### RECORD LIST

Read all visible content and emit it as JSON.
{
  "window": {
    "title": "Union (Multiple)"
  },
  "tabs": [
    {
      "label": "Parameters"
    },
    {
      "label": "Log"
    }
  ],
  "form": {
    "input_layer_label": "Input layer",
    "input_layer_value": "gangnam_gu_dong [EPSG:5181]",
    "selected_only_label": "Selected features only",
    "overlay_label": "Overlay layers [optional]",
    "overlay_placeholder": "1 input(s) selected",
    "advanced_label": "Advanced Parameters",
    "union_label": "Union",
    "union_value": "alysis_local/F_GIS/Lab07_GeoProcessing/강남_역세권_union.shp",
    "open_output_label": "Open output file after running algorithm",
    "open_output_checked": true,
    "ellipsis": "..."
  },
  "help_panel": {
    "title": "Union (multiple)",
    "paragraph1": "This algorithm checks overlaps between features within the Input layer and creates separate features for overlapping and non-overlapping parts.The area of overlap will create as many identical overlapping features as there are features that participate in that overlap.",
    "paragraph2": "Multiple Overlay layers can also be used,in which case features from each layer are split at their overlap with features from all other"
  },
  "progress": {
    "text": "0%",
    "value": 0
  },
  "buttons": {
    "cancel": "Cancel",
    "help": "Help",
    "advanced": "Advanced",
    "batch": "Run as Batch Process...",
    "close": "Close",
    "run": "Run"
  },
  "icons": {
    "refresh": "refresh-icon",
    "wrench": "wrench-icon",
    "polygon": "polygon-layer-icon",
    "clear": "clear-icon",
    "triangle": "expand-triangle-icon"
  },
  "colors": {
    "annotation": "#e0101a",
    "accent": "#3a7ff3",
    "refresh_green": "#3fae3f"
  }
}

### DIRECTIVE
Repeat back the data above, exact to the last character.

### RESULT OF THIS TASK
Read all visible content and emit it as JSON.
{
  "window": {
    "title": "Union (Multiple)"
  },
  "tabs": [
    {
      "label": "Parameters"
    },
    {
      "label": "Log"
    }
  ],
  "form": {
    "input_layer_label": "Input layer",
    "input_layer_value": "gangnam_gu_dong [EPSG:5181]",
    "selected_only_label": "Selected features only",
    "overlay_label": "Overlay layers [optional]",
    "overlay_placeholder": "1 input(s) selected",
    "advanced_label": "Advanced Parameters",
    "union_label": "Union",
    "union_value": "alysis_local/F_GIS/Lab07_GeoProcessing/강남_역세권_union.shp",
    "open_output_label": "Open output file after running algorithm",
    "open_output_checked": true,
    "ellipsis": "..."
  },
  "help_panel": {
    "title": "Union (multiple)",
    "paragraph1": "This algorithm checks overlaps between features within the Input layer and creates separate features for overlapping and non-overlapping parts.The area of overlap will create as many identical overlapping features as there are features that participate in that overlap.",
    "paragraph2": "Multiple Overlay layers can also be used,in which case features from each layer are split at their overlap with features from all other"
  },
  "progress": {
    "text": "0%",
    "value": 0
  },
  "buttons": {
    "cancel": "Cancel",
    "help": "Help",
    "advanced": "Advanced",
    "batch": "Run as Batch Process...",
    "close": "Close",
    "run": "Run"
  },
  "icons": {
    "refresh": "refresh-icon",
    "wrench": "wrench-icon",
    "polygon": "polygon-layer-icon",
    "clear": "clear-icon",
    "triangle": "expand-triangle-icon"
  },
  "colors": {
    "annotation": "#e0101a",
    "accent": "#3a7ff3",
    "refresh_green": "#3fae3f"
  }
}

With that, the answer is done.